* Start DATASET EXTRACT *

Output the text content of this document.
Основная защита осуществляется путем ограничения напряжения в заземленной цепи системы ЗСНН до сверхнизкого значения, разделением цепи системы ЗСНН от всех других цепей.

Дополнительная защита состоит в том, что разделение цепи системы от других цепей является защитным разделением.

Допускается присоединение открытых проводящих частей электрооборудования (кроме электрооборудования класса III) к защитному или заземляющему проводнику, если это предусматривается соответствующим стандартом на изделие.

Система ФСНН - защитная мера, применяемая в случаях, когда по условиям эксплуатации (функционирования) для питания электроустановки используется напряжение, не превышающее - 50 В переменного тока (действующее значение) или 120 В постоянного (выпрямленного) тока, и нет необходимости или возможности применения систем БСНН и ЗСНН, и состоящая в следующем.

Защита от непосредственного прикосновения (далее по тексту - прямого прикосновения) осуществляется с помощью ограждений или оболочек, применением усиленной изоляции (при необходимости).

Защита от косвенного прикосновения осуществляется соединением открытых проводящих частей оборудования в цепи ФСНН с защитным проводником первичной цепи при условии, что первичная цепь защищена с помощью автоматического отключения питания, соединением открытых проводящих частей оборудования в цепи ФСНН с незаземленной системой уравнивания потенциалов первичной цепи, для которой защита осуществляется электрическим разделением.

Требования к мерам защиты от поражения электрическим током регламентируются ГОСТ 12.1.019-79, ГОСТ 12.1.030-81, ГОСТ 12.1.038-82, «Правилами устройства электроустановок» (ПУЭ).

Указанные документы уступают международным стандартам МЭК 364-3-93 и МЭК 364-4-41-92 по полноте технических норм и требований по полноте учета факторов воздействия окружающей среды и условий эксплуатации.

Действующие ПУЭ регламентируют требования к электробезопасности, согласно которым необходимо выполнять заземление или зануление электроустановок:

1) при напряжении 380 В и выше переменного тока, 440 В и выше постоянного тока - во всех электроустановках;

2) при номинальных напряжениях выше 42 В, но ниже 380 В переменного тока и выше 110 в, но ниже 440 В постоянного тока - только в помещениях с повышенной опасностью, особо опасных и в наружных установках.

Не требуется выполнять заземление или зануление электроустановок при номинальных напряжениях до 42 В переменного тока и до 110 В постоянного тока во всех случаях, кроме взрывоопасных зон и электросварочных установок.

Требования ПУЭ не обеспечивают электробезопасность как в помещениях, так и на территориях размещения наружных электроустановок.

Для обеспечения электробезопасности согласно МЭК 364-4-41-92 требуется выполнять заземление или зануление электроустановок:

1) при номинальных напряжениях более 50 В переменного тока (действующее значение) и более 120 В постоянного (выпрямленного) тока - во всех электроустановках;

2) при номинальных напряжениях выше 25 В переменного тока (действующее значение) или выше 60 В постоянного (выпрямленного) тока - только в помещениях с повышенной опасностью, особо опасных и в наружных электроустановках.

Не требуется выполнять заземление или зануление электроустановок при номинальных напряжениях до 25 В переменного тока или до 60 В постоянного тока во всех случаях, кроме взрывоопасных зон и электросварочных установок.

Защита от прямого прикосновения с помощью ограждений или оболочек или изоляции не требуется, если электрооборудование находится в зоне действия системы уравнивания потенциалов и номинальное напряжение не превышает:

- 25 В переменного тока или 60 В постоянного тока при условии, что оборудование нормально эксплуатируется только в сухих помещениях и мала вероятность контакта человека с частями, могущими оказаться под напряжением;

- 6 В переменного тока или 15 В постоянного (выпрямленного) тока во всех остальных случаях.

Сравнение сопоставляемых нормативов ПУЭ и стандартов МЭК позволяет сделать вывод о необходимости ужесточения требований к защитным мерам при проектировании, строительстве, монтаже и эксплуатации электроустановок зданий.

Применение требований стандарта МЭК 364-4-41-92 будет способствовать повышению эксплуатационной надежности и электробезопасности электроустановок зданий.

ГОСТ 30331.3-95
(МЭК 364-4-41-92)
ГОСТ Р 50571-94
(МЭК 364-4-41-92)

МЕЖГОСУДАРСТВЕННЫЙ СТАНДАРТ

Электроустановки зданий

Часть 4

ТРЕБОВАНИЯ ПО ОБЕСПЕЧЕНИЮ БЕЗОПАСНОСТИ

* End DATASET EXTRACT *

» JOB: In the listing above, find the lines holding the word "требований" and copy them.

» COMPLETED EXERCISE:
Указанные документы уступают международным стандартам МЭК 364-3-93 и МЭК 364-4-41-92 по полноте технических норм и требований по полноте учета факторов воздействия окружающей среды и условий эксплуатации.
Сравнение сопоставляемых нормативов ПУЭ и стандартов МЭК позволяет сделать вывод о необходимости ужесточения требований к защитным мерам при проектировании, строительстве, монтаже и эксплуатации электроустановок зданий.
Применение требований стандарта МЭК 364-4-41-92 будет способствовать повышению эксплуатационной надежности и электробезопасности электроустановок зданий.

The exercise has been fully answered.